** begin **
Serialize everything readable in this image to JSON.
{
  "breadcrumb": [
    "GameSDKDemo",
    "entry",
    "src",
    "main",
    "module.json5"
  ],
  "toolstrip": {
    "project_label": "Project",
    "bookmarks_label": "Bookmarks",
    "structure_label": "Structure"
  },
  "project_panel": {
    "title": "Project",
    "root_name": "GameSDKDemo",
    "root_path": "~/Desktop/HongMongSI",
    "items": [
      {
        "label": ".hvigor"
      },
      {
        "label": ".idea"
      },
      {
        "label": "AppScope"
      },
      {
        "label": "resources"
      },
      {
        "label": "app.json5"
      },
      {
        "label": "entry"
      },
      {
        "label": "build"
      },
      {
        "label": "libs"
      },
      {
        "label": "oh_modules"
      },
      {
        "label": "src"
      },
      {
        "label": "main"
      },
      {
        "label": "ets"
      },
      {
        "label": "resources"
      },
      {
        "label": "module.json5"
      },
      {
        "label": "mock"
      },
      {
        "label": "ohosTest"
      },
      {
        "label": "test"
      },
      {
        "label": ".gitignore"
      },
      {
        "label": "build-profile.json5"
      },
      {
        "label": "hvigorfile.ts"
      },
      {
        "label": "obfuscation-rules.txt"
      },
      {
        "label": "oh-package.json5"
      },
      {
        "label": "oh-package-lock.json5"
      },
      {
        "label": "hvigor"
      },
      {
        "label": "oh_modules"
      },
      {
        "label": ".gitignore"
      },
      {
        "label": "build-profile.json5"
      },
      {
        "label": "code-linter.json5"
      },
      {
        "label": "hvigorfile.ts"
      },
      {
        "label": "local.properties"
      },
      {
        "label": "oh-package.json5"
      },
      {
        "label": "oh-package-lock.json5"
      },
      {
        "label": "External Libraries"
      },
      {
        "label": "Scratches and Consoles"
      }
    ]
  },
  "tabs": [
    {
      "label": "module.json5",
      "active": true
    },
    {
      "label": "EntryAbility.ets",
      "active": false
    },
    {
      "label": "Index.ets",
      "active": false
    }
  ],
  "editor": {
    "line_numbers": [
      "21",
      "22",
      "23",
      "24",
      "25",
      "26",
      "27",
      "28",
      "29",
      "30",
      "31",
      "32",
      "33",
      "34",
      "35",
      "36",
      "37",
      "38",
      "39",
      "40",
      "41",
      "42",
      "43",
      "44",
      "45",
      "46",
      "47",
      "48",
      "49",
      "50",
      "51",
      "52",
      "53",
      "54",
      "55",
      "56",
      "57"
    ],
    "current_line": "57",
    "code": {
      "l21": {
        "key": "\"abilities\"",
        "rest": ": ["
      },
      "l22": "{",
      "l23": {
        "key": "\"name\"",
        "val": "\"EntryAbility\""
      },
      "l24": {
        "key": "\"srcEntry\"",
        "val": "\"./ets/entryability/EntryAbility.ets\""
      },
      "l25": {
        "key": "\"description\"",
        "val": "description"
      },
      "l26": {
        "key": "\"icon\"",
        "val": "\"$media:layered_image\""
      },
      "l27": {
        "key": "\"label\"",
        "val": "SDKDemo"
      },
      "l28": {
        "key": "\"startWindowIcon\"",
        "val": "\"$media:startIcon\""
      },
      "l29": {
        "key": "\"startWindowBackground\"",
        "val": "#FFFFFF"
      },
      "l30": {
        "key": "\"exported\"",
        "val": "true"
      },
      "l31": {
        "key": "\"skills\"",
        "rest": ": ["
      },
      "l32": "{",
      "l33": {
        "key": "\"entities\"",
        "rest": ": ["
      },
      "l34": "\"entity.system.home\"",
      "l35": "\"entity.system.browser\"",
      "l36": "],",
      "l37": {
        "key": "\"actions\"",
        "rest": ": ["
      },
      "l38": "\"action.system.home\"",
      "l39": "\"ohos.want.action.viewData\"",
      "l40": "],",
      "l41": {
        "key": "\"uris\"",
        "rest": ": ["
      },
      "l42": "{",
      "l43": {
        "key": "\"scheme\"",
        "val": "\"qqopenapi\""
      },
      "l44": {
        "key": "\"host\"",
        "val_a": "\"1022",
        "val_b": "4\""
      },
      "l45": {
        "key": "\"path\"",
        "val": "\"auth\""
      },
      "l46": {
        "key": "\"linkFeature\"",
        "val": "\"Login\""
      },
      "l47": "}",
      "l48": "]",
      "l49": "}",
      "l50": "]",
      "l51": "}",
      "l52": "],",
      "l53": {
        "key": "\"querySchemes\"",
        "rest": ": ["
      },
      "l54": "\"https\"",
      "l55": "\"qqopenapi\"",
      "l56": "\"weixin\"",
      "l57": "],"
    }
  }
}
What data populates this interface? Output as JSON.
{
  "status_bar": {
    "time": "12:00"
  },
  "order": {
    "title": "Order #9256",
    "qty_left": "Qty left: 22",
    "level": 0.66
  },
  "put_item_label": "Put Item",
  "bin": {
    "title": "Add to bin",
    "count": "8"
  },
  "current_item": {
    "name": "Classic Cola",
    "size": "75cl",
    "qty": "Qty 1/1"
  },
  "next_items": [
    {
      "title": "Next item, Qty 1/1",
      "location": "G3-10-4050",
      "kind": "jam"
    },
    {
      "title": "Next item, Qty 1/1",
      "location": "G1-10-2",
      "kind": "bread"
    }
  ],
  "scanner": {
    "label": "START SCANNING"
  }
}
** end **
> _WORK TO BE COMPLETED_
Look through the entries above and list every line containing "GameSDKDemo".

> _EXERCISE RESULT_
    "GameSDKDemo",
    "root_name": "GameSDKDemo",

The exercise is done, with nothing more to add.